Written exercise ::
Do not include the pictures; repeat the rest of the data exactly.

(Records from a data source)
┄┄┄┄┄┄┄┄┄┄

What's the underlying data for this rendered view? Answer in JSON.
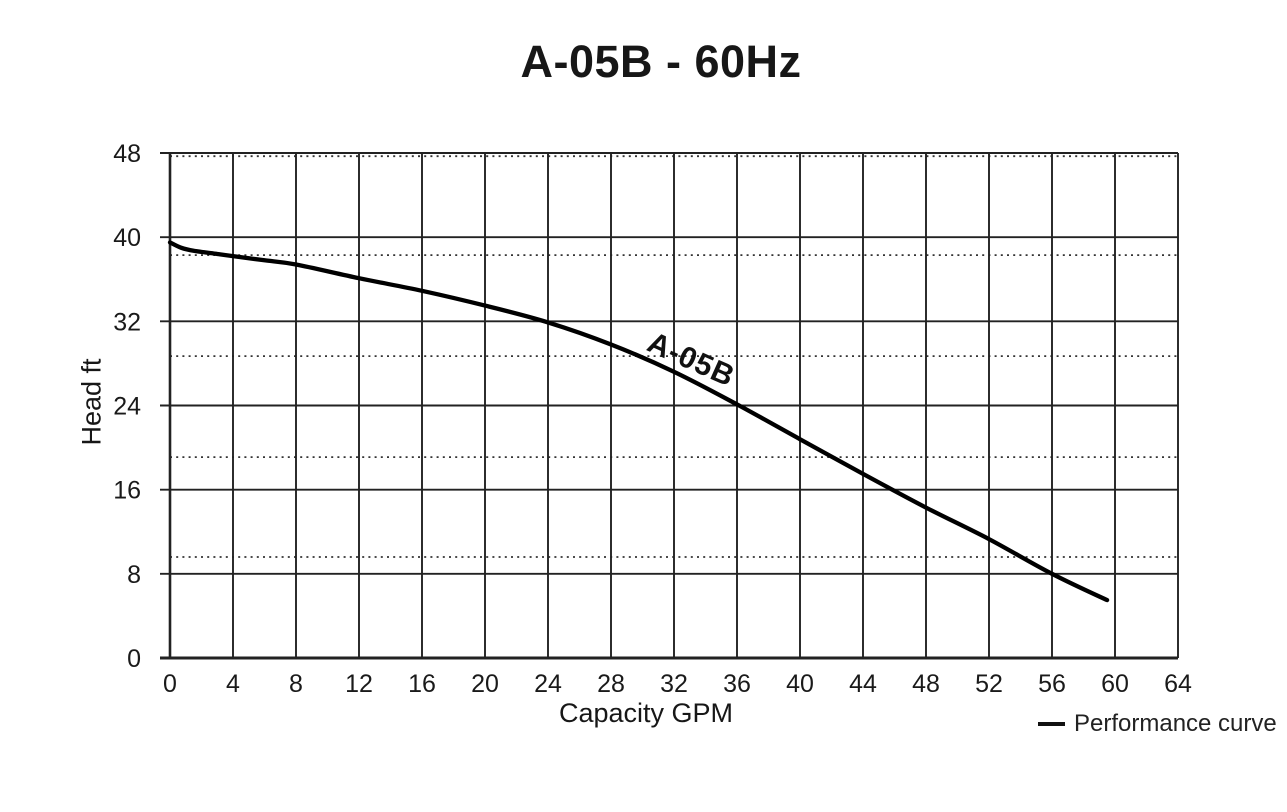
{
  "colors": {
    "background": "#ffffff",
    "curve": "#000000",
    "grid": "#222222",
    "dotted_grid": "#333333",
    "text": "#1a1a1a"
  },
  "legend": {
    "position": "bottom-right",
    "swatch": "line-dash"
  },
  "chart_data": {
    "type": "line",
    "title": "A-05B - 60Hz",
    "xlabel": "Capacity GPM",
    "ylabel": "Head ft",
    "xlim": [
      0,
      64
    ],
    "ylim": [
      0,
      48
    ],
    "x_ticks": [
      0,
      4,
      8,
      12,
      16,
      20,
      24,
      28,
      32,
      36,
      40,
      44,
      48,
      52,
      56,
      60,
      64
    ],
    "y_ticks": [
      0,
      8,
      16,
      24,
      32,
      40,
      48
    ],
    "dotted_hlines": [
      9.6,
      19.1,
      28.7,
      38.3,
      47.7
    ],
    "grid": "solid major gridlines both axes; dotted horizontal sub-gridlines",
    "legend_position": "bottom-right",
    "series": [
      {
        "name": "Performance curve",
        "label": "A-05B",
        "color": "#000000",
        "points": [
          [
            0,
            39.5
          ],
          [
            0.7,
            39.0
          ],
          [
            1.5,
            38.7
          ],
          [
            3,
            38.4
          ],
          [
            4,
            38.2
          ],
          [
            6,
            37.8
          ],
          [
            8,
            37.4
          ],
          [
            12,
            36.1
          ],
          [
            16,
            34.9
          ],
          [
            20,
            33.5
          ],
          [
            24,
            31.9
          ],
          [
            28,
            29.8
          ],
          [
            32,
            27.2
          ],
          [
            36,
            24.1
          ],
          [
            40,
            20.8
          ],
          [
            44,
            17.5
          ],
          [
            48,
            14.3
          ],
          [
            52,
            11.3
          ],
          [
            56,
            8.0
          ],
          [
            59.5,
            5.5
          ]
        ]
      }
    ]
  }
}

┄┄┄┄┄┄┄┄┄┄

Solution ::
What's the underlying data for this rendered view? Answer in JSON.
{
  "colors": {
    "background": "#ffffff",
    "curve": "#000000",
    "grid": "#222222",
    "dotted_grid": "#333333",
    "text": "#1a1a1a"
  },
  "legend": {
    "position": "bottom-right",
    "swatch": "line-dash"
  },
  "chart_data": {
    "type": "line",
    "title": "A-05B - 60Hz",
    "xlabel": "Capacity GPM",
    "ylabel": "Head ft",
    "xlim": [
      0,
      64
    ],
    "ylim": [
      0,
      48
    ],
    "x_ticks": [
      0,
      4,
      8,
      12,
      16,
      20,
      24,
      28,
      32,
      36,
      40,
      44,
      48,
      52,
      56,
      60,
      64
    ],
    "y_ticks": [
      0,
      8,
      16,
      24,
      32,
      40,
      48
    ],
    "dotted_hlines": [
      9.6,
      19.1,
      28.7,
      38.3,
      47.7
    ],
    "grid": "solid major gridlines both axes; dotted horizontal sub-gridlines",
    "legend_position": "bottom-right",
    "series": [
      {
        "name": "Performance curve",
        "label": "A-05B",
        "color": "#000000",
        "points": [
          [
            0,
            39.5
          ],
          [
            0.7,
            39.0
          ],
          [
            1.5,
            38.7
          ],
          [
            3,
            38.4
          ],
          [
            4,
            38.2
          ],
          [
            6,
            37.8
          ],
          [
            8,
            37.4
          ],
          [
            12,
            36.1
          ],
          [
            16,
            34.9
          ],
          [
            20,
            33.5
          ],
          [
            24,
            31.9
          ],
          [
            28,
            29.8
          ],
          [
            32,
            27.2
          ],
          [
            36,
            24.1
          ],
          [
            40,
            20.8
          ],
          [
            44,
            17.5
          ],
          [
            48,
            14.3
          ],
          [
            52,
            11.3
          ],
          [
            56,
            8.0
          ],
          [
            59.5,
            5.5
          ]
        ]
      }
    ]
  }
}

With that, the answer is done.